[INSTRUCTION] Your task is to copy the material exactly.

[Dataset listings of figures]
= = = = =
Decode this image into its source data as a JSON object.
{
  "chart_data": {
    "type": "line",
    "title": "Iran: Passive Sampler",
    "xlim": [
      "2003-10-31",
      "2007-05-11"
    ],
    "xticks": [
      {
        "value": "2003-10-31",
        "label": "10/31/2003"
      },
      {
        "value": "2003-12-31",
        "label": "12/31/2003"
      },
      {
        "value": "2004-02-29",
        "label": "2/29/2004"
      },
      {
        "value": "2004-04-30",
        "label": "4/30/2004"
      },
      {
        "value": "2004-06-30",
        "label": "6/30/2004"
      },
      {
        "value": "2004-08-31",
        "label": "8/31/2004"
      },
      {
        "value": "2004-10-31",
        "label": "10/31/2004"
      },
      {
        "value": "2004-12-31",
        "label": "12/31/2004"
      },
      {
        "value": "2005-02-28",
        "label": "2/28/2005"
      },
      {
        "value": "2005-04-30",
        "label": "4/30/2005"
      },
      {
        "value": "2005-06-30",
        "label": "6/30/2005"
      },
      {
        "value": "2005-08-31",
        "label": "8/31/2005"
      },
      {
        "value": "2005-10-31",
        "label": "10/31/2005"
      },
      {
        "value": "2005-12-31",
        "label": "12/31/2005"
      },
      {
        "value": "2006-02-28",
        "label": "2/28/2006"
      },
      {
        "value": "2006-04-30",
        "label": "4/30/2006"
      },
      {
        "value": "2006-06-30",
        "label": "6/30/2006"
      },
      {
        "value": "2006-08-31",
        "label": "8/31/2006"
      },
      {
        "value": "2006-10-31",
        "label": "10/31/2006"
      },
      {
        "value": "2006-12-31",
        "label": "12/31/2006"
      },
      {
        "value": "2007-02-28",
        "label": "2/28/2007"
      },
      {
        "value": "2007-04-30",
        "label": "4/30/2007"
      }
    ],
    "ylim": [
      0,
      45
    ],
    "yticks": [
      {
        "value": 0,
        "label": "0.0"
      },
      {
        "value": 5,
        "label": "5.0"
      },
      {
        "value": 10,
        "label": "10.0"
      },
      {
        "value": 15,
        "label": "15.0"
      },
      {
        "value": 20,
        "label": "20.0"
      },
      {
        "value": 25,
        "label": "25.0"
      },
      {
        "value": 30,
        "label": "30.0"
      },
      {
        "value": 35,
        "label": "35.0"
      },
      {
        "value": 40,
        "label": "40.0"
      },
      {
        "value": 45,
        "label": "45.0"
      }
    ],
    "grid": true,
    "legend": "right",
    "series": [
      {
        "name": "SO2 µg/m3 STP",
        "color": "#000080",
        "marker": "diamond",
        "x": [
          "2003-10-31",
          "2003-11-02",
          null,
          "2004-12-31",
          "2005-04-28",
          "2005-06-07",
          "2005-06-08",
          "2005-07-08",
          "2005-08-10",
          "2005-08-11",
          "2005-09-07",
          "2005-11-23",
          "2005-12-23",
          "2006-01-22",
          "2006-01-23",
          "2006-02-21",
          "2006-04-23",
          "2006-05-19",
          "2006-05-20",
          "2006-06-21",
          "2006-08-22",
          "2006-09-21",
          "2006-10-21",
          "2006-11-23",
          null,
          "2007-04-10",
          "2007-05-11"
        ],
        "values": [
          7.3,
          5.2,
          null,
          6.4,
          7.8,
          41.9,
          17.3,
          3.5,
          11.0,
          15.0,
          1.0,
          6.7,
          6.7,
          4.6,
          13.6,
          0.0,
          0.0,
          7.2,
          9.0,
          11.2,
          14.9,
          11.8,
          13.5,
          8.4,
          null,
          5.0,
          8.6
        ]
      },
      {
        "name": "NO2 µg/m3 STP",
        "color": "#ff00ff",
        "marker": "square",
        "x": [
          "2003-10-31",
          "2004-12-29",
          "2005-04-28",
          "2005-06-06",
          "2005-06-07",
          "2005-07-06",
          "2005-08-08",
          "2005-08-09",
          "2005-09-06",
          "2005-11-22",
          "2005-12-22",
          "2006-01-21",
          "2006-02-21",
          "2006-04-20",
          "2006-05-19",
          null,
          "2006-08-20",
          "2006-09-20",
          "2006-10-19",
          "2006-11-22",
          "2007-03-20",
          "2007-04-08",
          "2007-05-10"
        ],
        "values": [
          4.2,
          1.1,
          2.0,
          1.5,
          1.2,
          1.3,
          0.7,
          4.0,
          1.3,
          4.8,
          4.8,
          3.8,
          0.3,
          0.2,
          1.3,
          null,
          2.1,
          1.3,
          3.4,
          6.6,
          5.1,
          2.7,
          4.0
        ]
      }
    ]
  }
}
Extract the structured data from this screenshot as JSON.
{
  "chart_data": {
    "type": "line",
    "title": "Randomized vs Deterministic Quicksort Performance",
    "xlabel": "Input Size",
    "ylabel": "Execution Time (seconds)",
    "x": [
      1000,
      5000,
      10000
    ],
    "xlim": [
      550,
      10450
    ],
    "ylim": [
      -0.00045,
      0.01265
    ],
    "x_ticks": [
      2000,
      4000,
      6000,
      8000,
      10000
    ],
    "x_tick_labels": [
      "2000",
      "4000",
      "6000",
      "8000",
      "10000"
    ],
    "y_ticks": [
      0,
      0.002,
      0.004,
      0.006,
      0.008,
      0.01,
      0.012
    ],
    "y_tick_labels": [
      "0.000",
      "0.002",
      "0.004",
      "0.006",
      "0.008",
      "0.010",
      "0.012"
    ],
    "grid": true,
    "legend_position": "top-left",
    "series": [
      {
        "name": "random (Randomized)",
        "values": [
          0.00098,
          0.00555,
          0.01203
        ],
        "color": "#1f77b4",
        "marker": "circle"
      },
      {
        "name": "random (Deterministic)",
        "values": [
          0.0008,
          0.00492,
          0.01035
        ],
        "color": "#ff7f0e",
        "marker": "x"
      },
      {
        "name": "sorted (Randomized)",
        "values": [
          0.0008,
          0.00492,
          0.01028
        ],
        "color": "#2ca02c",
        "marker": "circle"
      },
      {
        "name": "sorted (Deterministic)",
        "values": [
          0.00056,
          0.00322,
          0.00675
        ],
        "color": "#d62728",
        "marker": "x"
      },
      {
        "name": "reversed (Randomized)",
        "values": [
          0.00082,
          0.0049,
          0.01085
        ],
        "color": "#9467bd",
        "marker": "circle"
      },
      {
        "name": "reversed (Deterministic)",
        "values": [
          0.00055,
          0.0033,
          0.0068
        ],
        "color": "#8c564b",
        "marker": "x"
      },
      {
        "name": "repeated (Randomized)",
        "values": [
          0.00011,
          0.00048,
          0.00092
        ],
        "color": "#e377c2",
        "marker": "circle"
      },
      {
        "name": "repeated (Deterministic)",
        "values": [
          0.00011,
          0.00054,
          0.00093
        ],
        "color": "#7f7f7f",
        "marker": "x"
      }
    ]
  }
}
= = = = =
[SOLUTION FOR THIS TASK]
Decode this image into its source data as a JSON object.
{
  "chart_data": {
    "type": "line",
    "title": "Iran: Passive Sampler",
    "xlim": [
      "2003-10-31",
      "2007-05-11"
    ],
    "xticks": [
      {
        "value": "2003-10-31",
        "label": "10/31/2003"
      },
      {
        "value": "2003-12-31",
        "label": "12/31/2003"
      },
      {
        "value": "2004-02-29",
        "label": "2/29/2004"
      },
      {
        "value": "2004-04-30",
        "label": "4/30/2004"
      },
      {
        "value": "2004-06-30",
        "label": "6/30/2004"
      },
      {
        "value": "2004-08-31",
        "label": "8/31/2004"
      },
      {
        "value": "2004-10-31",
        "label": "10/31/2004"
      },
      {
        "value": "2004-12-31",
        "label": "12/31/2004"
      },
      {
        "value": "2005-02-28",
        "label": "2/28/2005"
      },
      {
        "value": "2005-04-30",
        "label": "4/30/2005"
      },
      {
        "value": "2005-06-30",
        "label": "6/30/2005"
      },
      {
        "value": "2005-08-31",
        "label": "8/31/2005"
      },
      {
        "value": "2005-10-31",
        "label": "10/31/2005"
      },
      {
        "value": "2005-12-31",
        "label": "12/31/2005"
      },
      {
        "value": "2006-02-28",
        "label": "2/28/2006"
      },
      {
        "value": "2006-04-30",
        "label": "4/30/2006"
      },
      {
        "value": "2006-06-30",
        "label": "6/30/2006"
      },
      {
        "value": "2006-08-31",
        "label": "8/31/2006"
      },
      {
        "value": "2006-10-31",
        "label": "10/31/2006"
      },
      {
        "value": "2006-12-31",
        "label": "12/31/2006"
      },
      {
        "value": "2007-02-28",
        "label": "2/28/2007"
      },
      {
        "value": "2007-04-30",
        "label": "4/30/2007"
      }
    ],
    "ylim": [
      0,
      45
    ],
    "yticks": [
      {
        "value": 0,
        "label": "0.0"
      },
      {
        "value": 5,
        "label": "5.0"
      },
      {
        "value": 10,
        "label": "10.0"
      },
      {
        "value": 15,
        "label": "15.0"
      },
      {
        "value": 20,
        "label": "20.0"
      },
      {
        "value": 25,
        "label": "25.0"
      },
      {
        "value": 30,
        "label": "30.0"
      },
      {
        "value": 35,
        "label": "35.0"
      },
      {
        "value": 40,
        "label": "40.0"
      },
      {
        "value": 45,
        "label": "45.0"
      }
    ],
    "grid": true,
    "legend": "right",
    "series": [
      {
        "name": "SO2 µg/m3 STP",
        "color": "#000080",
        "marker": "diamond",
        "x": [
          "2003-10-31",
          "2003-11-02",
          null,
          "2004-12-31",
          "2005-04-28",
          "2005-06-07",
          "2005-06-08",
          "2005-07-08",
          "2005-08-10",
          "2005-08-11",
          "2005-09-07",
          "2005-11-23",
          "2005-12-23",
          "2006-01-22",
          "2006-01-23",
          "2006-02-21",
          "2006-04-23",
          "2006-05-19",
          "2006-05-20",
          "2006-06-21",
          "2006-08-22",
          "2006-09-21",
          "2006-10-21",
          "2006-11-23",
          null,
          "2007-04-10",
          "2007-05-11"
        ],
        "values": [
          7.3,
          5.2,
          null,
          6.4,
          7.8,
          41.9,
          17.3,
          3.5,
          11.0,
          15.0,
          1.0,
          6.7,
          6.7,
          4.6,
          13.6,
          0.0,
          0.0,
          7.2,
          9.0,
          11.2,
          14.9,
          11.8,
          13.5,
          8.4,
          null,
          5.0,
          8.6
        ]
      },
      {
        "name": "NO2 µg/m3 STP",
        "color": "#ff00ff",
        "marker": "square",
        "x": [
          "2003-10-31",
          "2004-12-29",
          "2005-04-28",
          "2005-06-06",
          "2005-06-07",
          "2005-07-06",
          "2005-08-08",
          "2005-08-09",
          "2005-09-06",
          "2005-11-22",
          "2005-12-22",
          "2006-01-21",
          "2006-02-21",
          "2006-04-20",
          "2006-05-19",
          null,
          "2006-08-20",
          "2006-09-20",
          "2006-10-19",
          "2006-11-22",
          "2007-03-20",
          "2007-04-08",
          "2007-05-10"
        ],
        "values": [
          4.2,
          1.1,
          2.0,
          1.5,
          1.2,
          1.3,
          0.7,
          4.0,
          1.3,
          4.8,
          4.8,
          3.8,
          0.3,
          0.2,
          1.3,
          null,
          2.1,
          1.3,
          3.4,
          6.6,
          5.1,
          2.7,
          4.0
        ]
      }
    ]
  }
}
Extract the structured data from this screenshot as JSON.
{
  "chart_data": {
    "type": "line",
    "title": "Randomized vs Deterministic Quicksort Performance",
    "xlabel": "Input Size",
    "ylabel": "Execution Time (seconds)",
    "x": [
      1000,
      5000,
      10000
    ],
    "xlim": [
      550,
      10450
    ],
    "ylim": [
      -0.00045,
      0.01265
    ],
    "x_ticks": [
      2000,
      4000,
      6000,
      8000,
      10000
    ],
    "x_tick_labels": [
      "2000",
      "4000",
      "6000",
      "8000",
      "10000"
    ],
    "y_ticks": [
      0,
      0.002,
      0.004,
      0.006,
      0.008,
      0.01,
      0.012
    ],
    "y_tick_labels": [
      "0.000",
      "0.002",
      "0.004",
      "0.006",
      "0.008",
      "0.010",
      "0.012"
    ],
    "grid": true,
    "legend_position": "top-left",
    "series": [
      {
        "name": "random (Randomized)",
        "values": [
          0.00098,
          0.00555,
          0.01203
        ],
        "color": "#1f77b4",
        "marker": "circle"
      },
      {
        "name": "random (Deterministic)",
        "values": [
          0.0008,
          0.00492,
          0.01035
        ],
        "color": "#ff7f0e",
        "marker": "x"
      },
      {
        "name": "sorted (Randomized)",
        "values": [
          0.0008,
          0.00492,
          0.01028
        ],
        "color": "#2ca02c",
        "marker": "circle"
      },
      {
        "name": "sorted (Deterministic)",
        "values": [
          0.00056,
          0.00322,
          0.00675
        ],
        "color": "#d62728",
        "marker": "x"
      },
      {
        "name": "reversed (Randomized)",
        "values": [
          0.00082,
          0.0049,
          0.01085
        ],
        "color": "#9467bd",
        "marker": "circle"
      },
      {
        "name": "reversed (Deterministic)",
        "values": [
          0.00055,
          0.0033,
          0.0068
        ],
        "color": "#8c564b",
        "marker": "x"
      },
      {
        "name": "repeated (Randomized)",
        "values": [
          0.00011,
          0.00048,
          0.00092
        ],
        "color": "#e377c2",
        "marker": "circle"
      },
      {
        "name": "repeated (Deterministic)",
        "values": [
          0.00011,
          0.00054,
          0.00093
        ],
        "color": "#7f7f7f",
        "marker": "x"
      }
    ]
  }
}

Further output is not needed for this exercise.